Stated task: Collect each line holding the string "财经法规与会计职业道德".

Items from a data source
━━━━━━━━━━━━━━━━
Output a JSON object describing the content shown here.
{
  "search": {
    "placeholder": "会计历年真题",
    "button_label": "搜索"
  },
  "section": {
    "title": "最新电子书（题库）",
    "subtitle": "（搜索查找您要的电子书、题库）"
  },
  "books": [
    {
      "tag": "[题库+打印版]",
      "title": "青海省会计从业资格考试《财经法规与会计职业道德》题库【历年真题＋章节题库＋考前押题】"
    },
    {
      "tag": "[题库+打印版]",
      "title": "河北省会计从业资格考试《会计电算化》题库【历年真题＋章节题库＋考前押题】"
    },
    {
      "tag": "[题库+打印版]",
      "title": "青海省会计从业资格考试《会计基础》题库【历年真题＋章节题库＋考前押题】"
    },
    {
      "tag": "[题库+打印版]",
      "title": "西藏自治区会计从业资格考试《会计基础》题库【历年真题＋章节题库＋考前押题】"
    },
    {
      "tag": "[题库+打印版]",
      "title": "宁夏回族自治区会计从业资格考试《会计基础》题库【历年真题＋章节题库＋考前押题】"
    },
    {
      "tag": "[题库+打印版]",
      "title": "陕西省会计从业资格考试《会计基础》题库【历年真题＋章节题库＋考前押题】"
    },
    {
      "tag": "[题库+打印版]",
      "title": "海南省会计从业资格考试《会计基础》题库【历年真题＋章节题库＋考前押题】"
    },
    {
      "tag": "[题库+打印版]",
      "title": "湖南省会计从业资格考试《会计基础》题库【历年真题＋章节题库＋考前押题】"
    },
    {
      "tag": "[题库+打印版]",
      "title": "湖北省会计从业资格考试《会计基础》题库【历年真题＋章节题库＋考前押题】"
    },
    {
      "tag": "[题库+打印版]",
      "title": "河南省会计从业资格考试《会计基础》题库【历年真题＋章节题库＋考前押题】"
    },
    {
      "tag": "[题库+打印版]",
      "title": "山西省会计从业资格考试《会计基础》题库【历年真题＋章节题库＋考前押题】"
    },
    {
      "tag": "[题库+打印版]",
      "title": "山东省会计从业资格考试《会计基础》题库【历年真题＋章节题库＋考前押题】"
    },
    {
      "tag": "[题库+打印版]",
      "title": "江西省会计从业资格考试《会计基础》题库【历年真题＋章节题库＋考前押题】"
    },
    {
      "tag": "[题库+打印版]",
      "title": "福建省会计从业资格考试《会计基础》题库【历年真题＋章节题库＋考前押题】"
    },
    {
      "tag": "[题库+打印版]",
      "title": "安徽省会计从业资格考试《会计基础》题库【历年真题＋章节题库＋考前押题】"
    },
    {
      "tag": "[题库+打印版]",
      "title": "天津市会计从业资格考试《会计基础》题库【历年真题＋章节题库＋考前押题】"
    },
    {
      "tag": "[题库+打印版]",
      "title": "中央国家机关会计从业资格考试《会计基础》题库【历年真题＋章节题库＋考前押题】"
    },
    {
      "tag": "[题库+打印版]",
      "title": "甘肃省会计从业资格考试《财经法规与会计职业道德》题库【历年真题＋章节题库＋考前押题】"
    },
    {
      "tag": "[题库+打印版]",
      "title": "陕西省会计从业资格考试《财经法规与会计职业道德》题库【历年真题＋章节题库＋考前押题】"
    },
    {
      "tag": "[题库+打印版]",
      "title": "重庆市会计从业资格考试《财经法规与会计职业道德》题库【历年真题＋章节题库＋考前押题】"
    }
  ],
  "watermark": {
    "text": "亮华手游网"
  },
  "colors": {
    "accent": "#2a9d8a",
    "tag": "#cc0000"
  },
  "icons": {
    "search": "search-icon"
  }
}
━━━━━━━━━━━━━━━━
The answer:
      "title": "青海省会计从业资格考试《财经法规与会计职业道德》题库【历年真题＋章节题库＋考前押题】"
      "title": "甘肃省会计从业资格考试《财经法规与会计职业道德》题库【历年真题＋章节题库＋考前押题】"
      "title": "陕西省会计从业资格考试《财经法规与会计职业道德》题库【历年真题＋章节题库＋考前押题】"
      "title": "重庆市会计从业资格考试《财经法规与会计职业道德》题库【历年真题＋章节题库＋考前押题】"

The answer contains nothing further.